§ Exercise requirements
Can you pull out each line of the data below that includes the word "Hesabı"?

[Saved data entries]

● ● ● ● ● ● ●

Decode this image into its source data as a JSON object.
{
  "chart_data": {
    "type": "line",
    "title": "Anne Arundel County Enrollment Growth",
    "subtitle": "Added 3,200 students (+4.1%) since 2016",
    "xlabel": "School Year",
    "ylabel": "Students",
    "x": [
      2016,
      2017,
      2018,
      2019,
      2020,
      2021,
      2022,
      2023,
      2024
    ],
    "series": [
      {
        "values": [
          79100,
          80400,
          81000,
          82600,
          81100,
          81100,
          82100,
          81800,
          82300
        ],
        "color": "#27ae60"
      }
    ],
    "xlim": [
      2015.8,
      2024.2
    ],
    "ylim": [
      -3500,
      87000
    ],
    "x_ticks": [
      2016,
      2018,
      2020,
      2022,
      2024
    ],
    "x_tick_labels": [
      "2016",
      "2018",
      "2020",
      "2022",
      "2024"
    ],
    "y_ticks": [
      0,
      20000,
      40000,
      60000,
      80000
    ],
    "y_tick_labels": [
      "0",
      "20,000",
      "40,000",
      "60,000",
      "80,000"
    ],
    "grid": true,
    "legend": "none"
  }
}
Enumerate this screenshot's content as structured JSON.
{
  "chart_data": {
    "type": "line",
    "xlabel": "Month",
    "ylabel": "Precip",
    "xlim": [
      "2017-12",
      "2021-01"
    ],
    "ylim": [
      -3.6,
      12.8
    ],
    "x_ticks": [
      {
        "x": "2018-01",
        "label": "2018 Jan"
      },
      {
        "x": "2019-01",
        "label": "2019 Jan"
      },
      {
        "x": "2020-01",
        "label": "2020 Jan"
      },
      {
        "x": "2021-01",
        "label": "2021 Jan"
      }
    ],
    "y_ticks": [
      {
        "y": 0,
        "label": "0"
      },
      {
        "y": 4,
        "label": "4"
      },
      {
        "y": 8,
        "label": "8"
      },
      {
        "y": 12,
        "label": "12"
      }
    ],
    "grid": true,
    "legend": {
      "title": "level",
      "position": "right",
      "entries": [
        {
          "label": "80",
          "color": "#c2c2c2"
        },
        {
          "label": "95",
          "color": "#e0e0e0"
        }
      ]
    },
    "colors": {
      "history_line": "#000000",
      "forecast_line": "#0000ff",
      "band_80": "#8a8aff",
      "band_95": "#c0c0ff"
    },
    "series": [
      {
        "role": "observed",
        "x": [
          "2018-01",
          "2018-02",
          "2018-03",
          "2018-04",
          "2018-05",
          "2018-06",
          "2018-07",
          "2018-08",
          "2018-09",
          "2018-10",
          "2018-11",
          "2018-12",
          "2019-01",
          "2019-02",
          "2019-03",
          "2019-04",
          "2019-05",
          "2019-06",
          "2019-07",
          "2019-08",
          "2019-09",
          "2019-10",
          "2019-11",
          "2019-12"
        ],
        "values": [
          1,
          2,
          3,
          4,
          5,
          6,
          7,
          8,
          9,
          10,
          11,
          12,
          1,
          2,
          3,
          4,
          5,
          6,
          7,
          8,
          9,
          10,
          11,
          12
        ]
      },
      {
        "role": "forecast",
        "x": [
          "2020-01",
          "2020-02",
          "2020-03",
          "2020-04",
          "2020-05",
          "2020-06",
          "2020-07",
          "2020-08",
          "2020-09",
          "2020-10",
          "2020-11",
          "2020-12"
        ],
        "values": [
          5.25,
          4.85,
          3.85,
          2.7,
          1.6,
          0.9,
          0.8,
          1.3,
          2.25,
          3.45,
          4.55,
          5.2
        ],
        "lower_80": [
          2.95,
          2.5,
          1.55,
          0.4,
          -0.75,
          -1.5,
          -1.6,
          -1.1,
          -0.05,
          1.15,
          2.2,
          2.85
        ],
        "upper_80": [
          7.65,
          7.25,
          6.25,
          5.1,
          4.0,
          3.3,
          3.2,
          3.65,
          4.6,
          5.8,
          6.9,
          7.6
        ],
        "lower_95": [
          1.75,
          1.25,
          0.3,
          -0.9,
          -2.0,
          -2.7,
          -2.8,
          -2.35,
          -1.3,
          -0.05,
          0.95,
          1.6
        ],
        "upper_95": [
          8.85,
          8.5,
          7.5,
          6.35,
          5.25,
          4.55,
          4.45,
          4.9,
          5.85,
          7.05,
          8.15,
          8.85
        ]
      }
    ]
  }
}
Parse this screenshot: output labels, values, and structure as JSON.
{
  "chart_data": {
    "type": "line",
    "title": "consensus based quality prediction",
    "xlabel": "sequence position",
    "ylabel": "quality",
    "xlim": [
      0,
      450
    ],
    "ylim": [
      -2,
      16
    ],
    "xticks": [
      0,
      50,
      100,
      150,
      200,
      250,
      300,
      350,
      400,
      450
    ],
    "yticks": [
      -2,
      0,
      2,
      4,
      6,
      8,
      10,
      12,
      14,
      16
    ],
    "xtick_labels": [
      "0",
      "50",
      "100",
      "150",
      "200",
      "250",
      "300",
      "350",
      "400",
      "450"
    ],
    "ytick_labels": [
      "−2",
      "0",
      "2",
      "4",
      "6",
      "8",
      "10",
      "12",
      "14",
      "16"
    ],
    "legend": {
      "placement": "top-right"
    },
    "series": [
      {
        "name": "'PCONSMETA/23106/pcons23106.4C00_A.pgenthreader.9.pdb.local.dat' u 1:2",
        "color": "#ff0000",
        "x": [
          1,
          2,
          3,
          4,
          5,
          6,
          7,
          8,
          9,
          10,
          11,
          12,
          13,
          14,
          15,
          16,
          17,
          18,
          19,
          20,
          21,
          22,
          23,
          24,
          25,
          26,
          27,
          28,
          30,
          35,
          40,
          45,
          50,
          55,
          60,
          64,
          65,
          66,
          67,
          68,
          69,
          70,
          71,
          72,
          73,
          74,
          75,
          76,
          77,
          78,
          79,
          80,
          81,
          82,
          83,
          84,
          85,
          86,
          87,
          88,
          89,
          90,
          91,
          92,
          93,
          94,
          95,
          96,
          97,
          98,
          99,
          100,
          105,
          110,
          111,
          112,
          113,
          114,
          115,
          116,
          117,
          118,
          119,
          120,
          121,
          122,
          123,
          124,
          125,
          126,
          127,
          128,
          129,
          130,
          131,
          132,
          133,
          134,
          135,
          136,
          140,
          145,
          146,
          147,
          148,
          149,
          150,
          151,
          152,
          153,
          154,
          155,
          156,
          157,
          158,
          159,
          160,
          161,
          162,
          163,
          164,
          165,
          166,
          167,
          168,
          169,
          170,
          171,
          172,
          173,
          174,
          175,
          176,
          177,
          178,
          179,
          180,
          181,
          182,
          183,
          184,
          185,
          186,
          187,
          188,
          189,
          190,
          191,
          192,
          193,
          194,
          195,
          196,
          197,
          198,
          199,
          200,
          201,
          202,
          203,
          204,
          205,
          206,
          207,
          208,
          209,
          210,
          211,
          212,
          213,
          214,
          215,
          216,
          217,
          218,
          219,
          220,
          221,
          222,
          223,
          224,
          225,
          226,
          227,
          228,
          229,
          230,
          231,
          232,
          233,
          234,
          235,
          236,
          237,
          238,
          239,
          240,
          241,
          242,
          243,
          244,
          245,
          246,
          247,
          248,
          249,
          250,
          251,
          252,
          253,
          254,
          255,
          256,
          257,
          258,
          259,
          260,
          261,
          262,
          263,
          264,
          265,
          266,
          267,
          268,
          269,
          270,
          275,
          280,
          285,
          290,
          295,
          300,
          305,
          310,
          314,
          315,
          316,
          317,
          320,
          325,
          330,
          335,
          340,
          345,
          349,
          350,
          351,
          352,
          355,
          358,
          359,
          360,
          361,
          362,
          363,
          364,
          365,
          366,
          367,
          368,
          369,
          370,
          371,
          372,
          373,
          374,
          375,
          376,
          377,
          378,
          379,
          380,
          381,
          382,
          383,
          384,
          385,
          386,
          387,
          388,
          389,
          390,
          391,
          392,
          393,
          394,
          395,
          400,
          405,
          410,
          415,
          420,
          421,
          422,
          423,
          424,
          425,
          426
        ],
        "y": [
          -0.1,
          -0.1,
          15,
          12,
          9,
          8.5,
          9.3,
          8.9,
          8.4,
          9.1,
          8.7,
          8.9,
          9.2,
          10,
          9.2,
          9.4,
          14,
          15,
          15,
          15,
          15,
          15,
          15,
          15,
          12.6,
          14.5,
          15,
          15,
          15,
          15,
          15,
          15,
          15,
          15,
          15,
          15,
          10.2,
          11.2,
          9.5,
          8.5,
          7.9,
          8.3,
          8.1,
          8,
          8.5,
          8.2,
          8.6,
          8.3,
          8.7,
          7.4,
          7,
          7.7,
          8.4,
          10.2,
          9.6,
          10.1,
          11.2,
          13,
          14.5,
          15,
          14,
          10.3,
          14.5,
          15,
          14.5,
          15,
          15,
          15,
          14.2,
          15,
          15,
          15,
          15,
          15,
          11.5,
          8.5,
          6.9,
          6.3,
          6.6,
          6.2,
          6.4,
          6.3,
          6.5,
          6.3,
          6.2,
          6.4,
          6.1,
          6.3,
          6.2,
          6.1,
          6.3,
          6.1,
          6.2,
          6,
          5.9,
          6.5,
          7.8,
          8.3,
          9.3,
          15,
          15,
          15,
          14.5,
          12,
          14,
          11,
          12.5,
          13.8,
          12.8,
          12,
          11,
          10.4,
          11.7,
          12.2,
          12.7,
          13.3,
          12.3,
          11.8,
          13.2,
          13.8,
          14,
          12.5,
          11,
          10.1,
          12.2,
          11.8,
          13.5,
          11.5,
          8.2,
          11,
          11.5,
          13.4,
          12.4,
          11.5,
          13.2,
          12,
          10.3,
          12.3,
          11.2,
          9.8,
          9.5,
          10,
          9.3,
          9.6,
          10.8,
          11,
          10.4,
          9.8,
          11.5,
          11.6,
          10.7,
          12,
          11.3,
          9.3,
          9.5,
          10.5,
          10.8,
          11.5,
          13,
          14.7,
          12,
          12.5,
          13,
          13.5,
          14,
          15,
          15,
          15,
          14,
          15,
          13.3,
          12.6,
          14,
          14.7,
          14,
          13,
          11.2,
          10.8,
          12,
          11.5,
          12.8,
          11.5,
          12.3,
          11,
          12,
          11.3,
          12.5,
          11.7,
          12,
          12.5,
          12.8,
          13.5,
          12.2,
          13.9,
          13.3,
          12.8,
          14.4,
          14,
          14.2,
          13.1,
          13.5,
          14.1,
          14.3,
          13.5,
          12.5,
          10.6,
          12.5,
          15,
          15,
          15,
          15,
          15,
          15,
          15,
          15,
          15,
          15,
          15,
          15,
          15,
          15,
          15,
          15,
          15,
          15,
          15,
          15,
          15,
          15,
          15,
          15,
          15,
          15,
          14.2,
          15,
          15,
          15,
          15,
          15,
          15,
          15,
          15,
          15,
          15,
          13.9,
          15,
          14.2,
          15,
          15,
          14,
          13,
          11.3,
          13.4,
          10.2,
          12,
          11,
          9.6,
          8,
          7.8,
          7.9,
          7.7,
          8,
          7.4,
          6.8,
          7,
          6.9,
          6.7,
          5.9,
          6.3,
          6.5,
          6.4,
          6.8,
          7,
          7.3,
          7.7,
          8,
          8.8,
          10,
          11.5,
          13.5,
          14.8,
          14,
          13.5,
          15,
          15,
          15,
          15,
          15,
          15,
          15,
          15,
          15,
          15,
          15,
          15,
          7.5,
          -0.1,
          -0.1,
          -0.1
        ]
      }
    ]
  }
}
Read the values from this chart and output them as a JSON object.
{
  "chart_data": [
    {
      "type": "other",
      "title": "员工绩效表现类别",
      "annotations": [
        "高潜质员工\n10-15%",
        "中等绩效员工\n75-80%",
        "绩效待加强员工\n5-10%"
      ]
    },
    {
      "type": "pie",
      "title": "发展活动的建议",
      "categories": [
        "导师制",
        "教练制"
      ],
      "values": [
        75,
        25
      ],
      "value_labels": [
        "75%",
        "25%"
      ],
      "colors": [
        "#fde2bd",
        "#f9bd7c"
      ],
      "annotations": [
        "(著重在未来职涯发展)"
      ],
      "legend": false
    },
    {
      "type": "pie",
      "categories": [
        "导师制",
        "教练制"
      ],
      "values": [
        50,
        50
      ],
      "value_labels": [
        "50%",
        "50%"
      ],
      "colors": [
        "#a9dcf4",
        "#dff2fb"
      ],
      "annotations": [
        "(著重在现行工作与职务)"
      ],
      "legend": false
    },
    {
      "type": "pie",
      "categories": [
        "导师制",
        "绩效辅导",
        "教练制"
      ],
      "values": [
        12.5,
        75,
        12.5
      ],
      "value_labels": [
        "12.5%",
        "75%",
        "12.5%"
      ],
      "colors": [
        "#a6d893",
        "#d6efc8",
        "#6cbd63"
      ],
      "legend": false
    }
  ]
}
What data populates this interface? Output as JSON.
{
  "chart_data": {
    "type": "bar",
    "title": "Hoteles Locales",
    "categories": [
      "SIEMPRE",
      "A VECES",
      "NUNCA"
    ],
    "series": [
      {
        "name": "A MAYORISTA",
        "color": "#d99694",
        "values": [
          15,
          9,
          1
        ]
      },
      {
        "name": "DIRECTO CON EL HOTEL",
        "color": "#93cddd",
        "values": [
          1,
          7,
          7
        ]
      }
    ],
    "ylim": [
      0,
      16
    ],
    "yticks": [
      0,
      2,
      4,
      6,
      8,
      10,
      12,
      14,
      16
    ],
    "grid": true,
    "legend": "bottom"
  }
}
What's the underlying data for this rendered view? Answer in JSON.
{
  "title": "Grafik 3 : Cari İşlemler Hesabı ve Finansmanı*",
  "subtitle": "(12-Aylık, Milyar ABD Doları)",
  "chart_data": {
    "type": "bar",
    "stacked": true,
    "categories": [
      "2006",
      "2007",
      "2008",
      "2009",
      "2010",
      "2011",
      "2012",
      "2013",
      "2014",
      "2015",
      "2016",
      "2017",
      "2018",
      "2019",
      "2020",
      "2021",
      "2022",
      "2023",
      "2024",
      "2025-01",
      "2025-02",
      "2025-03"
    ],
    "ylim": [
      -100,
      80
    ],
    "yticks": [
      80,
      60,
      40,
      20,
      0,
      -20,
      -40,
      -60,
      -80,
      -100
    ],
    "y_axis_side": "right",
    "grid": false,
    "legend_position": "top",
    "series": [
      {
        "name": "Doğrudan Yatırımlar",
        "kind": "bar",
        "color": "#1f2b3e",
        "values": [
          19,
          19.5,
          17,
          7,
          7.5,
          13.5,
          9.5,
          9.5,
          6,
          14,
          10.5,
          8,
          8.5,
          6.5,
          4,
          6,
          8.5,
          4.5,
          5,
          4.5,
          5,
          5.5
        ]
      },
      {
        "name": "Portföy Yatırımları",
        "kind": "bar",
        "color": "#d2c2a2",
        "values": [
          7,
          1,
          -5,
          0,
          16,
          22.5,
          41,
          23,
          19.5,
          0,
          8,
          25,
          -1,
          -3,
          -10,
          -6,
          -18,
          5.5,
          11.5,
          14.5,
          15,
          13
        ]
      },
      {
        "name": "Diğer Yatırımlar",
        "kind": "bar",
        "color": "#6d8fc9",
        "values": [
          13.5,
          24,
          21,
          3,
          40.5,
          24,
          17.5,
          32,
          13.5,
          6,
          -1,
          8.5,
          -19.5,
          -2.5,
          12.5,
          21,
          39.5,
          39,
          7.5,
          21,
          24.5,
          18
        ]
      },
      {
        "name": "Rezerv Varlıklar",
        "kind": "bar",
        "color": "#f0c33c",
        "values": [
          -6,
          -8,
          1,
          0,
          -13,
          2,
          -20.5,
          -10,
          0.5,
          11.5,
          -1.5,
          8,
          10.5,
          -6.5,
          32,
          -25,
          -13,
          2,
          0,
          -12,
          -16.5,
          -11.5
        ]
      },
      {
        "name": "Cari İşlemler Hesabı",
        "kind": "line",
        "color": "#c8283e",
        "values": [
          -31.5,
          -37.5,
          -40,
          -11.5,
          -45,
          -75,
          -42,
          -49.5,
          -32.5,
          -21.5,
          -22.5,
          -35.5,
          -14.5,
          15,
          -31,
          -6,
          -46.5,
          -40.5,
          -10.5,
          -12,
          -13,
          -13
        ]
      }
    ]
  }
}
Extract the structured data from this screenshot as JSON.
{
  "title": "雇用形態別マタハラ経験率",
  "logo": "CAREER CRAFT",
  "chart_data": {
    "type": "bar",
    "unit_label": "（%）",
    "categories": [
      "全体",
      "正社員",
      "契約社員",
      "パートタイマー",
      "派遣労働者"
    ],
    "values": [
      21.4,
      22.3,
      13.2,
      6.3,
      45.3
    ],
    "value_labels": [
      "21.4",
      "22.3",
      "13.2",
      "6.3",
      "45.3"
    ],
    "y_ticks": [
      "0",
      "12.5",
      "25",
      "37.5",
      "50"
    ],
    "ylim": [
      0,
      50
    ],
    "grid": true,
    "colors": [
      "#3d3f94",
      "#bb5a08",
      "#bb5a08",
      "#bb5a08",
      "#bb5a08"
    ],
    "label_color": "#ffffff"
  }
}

● ● ● ● ● ● ●

§ Problem solution
  "title": "Grafik 3 : Cari İşlemler Hesabı ve Finansmanı*",
        "name": "Cari İşlemler Hesabı",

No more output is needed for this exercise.